Filter the lines below, copying only those with the string "deles".

Data entries

#####

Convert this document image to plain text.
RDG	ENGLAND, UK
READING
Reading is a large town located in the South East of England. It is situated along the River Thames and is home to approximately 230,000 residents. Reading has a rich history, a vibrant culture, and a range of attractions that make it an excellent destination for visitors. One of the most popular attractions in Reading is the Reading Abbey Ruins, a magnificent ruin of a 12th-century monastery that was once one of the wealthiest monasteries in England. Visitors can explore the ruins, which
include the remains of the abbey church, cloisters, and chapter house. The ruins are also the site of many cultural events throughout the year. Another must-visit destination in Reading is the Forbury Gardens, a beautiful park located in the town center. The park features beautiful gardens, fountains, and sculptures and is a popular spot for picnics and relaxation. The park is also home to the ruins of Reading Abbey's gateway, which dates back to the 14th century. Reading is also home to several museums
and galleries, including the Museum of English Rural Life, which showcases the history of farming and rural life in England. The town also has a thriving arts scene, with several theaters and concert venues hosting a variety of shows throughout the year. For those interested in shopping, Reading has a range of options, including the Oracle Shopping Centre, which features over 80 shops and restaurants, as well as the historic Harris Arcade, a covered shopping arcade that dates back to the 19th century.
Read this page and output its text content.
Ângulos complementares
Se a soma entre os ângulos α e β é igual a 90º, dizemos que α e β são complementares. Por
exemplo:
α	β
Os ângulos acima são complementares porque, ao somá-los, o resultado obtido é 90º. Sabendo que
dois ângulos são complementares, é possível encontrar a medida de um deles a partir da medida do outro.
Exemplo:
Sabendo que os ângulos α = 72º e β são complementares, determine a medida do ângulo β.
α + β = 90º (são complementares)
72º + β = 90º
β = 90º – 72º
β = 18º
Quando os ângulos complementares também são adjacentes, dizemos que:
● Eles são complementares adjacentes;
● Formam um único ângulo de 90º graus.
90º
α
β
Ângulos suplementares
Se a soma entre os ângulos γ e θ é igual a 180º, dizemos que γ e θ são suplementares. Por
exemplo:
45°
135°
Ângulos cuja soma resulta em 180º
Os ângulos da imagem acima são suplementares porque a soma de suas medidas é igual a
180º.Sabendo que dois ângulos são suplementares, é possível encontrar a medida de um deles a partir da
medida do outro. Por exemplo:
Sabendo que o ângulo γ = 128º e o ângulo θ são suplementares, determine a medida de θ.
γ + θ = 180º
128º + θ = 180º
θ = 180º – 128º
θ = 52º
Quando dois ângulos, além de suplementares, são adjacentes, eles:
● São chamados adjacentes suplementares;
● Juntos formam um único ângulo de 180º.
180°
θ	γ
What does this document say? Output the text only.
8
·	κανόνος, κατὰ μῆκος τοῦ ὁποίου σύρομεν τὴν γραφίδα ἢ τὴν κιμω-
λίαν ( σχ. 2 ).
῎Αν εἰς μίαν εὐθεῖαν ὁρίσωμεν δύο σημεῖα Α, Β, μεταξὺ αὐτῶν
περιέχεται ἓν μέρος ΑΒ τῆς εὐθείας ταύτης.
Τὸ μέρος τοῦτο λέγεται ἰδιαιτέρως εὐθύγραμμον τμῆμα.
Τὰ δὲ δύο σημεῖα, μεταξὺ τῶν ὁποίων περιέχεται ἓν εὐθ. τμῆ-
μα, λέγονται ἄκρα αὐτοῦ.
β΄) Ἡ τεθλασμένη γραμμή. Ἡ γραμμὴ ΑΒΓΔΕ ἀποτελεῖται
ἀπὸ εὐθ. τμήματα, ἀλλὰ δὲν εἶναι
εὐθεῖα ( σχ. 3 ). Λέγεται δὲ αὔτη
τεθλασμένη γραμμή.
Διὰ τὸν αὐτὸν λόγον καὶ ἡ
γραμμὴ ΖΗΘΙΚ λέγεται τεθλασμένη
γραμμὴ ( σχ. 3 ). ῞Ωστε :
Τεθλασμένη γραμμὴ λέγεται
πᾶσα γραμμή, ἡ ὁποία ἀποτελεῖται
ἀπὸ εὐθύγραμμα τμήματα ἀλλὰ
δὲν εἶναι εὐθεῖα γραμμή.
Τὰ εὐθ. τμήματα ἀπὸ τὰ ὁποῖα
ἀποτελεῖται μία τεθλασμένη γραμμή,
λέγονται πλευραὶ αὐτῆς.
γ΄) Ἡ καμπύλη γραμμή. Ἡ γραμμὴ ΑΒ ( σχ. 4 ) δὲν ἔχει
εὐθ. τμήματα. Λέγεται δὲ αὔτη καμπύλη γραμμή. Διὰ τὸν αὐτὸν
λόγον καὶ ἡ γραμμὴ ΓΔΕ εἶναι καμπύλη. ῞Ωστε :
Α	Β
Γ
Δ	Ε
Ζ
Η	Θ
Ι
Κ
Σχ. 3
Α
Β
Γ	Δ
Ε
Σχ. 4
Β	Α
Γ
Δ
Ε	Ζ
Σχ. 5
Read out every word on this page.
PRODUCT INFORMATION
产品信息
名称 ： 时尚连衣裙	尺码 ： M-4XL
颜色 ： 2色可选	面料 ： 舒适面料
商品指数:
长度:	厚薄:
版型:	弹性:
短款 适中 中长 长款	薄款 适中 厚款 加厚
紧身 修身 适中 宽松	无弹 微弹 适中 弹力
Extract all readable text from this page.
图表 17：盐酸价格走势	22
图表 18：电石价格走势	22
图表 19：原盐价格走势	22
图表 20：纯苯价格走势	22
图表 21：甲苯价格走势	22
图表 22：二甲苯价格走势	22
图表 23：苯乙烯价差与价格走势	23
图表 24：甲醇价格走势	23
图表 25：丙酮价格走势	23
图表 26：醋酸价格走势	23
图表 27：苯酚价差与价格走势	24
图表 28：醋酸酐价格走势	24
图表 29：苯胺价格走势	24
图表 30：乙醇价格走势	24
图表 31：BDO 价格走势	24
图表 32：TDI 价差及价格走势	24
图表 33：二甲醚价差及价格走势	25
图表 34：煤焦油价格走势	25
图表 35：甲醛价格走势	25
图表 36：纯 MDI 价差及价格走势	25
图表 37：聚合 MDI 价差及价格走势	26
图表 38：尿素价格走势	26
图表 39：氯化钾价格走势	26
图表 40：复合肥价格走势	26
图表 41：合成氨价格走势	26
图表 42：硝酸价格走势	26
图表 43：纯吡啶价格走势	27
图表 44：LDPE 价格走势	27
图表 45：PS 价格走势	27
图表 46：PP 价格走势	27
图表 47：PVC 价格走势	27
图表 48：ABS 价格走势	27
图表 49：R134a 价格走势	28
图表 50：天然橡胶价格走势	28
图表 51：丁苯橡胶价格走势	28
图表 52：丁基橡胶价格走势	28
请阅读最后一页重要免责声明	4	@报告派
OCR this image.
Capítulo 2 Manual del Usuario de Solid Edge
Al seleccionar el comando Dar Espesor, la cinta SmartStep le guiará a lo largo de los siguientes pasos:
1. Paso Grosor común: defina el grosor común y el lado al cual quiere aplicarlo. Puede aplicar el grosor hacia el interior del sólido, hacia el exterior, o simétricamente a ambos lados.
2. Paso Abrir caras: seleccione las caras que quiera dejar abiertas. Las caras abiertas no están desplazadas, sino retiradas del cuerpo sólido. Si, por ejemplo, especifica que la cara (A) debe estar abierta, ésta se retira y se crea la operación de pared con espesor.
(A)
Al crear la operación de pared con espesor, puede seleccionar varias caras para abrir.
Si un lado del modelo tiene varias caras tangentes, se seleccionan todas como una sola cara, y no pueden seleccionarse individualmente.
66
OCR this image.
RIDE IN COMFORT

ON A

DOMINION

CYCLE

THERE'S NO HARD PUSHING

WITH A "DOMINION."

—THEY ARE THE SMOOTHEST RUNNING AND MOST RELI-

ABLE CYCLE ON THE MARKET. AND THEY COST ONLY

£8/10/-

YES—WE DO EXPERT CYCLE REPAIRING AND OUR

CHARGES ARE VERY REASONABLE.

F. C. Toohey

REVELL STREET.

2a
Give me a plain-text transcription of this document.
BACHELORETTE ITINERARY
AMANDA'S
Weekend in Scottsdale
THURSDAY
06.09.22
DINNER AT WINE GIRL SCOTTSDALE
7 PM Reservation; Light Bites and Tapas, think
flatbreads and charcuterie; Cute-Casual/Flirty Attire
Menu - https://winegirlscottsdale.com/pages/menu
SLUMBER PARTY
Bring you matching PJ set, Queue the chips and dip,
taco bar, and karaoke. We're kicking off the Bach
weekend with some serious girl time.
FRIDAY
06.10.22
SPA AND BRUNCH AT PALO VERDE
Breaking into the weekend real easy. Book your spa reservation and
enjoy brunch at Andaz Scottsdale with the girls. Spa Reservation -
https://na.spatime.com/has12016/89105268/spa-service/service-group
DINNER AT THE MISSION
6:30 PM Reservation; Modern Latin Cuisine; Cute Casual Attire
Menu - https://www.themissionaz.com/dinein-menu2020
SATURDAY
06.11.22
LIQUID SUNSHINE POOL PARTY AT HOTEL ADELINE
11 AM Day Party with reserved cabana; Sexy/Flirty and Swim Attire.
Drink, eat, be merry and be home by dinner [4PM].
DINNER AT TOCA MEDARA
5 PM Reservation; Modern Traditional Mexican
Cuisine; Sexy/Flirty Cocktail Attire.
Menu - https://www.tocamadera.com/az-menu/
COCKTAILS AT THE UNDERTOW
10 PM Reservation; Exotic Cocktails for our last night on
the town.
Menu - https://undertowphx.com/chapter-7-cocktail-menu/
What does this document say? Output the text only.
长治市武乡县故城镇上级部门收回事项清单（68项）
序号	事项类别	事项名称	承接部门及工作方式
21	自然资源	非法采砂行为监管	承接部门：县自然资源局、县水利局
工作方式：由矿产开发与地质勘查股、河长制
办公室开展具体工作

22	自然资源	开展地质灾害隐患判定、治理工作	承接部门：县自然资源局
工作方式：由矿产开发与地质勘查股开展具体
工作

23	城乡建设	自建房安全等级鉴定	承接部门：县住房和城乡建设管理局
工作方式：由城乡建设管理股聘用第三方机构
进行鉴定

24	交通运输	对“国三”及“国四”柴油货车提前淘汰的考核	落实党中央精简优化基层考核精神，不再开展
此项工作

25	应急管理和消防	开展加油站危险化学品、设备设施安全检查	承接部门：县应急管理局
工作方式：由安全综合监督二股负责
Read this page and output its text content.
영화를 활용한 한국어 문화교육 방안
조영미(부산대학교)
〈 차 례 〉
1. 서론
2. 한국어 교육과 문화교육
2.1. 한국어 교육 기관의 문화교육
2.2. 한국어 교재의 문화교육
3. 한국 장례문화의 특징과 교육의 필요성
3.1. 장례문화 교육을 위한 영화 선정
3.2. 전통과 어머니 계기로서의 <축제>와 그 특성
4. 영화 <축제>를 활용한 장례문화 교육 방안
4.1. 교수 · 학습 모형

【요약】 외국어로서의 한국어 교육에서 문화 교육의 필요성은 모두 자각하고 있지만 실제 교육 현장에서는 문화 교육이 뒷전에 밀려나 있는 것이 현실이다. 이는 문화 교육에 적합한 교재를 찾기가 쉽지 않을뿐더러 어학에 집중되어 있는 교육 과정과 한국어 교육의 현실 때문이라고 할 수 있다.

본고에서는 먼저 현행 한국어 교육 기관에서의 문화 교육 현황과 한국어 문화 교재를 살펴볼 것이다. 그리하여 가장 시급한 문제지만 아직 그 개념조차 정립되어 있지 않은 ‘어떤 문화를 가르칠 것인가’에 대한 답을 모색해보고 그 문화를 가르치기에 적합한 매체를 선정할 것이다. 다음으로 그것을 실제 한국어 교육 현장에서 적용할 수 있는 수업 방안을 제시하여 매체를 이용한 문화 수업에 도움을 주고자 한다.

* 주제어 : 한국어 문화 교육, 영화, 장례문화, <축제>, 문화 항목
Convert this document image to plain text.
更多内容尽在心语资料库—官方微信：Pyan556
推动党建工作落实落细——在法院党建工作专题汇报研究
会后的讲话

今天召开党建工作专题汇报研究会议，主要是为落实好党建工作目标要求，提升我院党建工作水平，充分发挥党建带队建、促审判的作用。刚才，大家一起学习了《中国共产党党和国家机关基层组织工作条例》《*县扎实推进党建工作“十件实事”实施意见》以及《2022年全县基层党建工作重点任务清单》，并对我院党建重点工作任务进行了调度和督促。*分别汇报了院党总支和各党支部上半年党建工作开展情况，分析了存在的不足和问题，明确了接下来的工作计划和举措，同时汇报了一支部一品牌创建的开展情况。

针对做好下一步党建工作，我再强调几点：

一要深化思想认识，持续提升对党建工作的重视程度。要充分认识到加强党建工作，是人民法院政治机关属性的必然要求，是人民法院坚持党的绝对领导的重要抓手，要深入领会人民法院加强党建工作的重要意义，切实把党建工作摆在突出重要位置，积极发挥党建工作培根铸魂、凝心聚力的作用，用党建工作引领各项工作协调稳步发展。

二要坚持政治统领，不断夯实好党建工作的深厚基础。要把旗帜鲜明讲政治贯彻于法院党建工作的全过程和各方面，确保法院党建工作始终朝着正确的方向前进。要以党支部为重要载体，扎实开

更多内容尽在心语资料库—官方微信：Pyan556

#####

* ANSWER TO THE TASK:
dois ângulos são complementares, é possível encontrar a medida de um deles a partir da medida do outro.
180º.Sabendo que dois ângulos são suplementares, é possível encontrar a medida de um deles a partir da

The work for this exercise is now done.